Saved data entries:
--

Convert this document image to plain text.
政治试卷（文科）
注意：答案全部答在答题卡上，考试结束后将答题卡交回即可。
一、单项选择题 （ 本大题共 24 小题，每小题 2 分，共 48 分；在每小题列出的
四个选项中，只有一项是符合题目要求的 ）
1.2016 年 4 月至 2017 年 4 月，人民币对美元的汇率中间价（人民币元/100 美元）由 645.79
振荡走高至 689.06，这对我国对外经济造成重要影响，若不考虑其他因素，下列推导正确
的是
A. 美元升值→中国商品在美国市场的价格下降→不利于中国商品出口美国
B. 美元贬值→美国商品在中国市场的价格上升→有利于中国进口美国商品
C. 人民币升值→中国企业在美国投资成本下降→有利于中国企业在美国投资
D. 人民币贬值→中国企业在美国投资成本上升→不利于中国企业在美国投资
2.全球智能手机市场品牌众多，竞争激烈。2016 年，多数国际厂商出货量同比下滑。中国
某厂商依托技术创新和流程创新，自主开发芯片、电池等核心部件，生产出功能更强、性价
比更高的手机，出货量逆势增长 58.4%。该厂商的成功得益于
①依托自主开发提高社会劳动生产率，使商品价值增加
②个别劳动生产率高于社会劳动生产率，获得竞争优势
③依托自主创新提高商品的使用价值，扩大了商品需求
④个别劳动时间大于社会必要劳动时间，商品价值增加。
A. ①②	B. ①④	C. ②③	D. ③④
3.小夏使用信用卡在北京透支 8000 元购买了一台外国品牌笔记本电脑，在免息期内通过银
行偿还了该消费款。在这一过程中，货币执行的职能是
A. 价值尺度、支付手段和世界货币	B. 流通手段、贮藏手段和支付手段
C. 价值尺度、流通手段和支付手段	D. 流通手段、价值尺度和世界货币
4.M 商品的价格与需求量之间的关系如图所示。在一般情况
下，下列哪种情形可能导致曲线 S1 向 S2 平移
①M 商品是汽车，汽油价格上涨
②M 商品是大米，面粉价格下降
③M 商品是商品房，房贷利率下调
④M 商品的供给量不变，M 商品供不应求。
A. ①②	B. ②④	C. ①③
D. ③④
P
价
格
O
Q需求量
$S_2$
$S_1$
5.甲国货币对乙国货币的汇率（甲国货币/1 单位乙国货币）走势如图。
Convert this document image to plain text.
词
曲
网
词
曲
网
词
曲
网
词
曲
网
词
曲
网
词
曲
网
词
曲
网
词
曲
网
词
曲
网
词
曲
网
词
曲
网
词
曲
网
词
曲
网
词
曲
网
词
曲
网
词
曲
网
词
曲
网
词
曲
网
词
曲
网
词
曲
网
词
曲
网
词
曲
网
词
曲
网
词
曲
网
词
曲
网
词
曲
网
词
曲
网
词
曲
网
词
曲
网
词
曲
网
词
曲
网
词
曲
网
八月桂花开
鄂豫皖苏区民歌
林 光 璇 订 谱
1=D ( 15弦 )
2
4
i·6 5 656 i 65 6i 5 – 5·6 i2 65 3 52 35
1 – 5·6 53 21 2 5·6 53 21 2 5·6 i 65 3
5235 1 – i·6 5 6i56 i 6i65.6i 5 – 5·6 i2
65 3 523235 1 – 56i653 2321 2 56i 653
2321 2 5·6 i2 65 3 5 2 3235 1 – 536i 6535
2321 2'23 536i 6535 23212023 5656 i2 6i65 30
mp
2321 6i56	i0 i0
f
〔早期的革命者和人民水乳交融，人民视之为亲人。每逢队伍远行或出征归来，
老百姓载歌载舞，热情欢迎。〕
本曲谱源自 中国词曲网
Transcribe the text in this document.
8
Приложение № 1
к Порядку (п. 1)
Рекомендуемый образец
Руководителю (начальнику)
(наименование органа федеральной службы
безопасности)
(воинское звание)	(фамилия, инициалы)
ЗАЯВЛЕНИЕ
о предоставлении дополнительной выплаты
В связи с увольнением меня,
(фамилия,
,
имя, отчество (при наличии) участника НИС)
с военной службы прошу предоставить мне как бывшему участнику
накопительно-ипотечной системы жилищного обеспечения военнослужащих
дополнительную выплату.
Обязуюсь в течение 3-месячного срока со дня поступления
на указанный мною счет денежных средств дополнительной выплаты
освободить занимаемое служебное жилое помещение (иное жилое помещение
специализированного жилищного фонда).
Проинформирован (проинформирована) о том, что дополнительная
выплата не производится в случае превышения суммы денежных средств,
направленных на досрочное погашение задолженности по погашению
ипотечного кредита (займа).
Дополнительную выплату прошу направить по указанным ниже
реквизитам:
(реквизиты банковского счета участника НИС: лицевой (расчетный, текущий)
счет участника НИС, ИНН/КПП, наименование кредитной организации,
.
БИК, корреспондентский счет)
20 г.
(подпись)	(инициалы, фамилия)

--

### Exercise task:
Which lines above hold the word "инициалы"? Copy each of them.

### Answer to this task:
(воинское звание)	(фамилия, инициалы)
(подпись)	(инициалы, фамилия)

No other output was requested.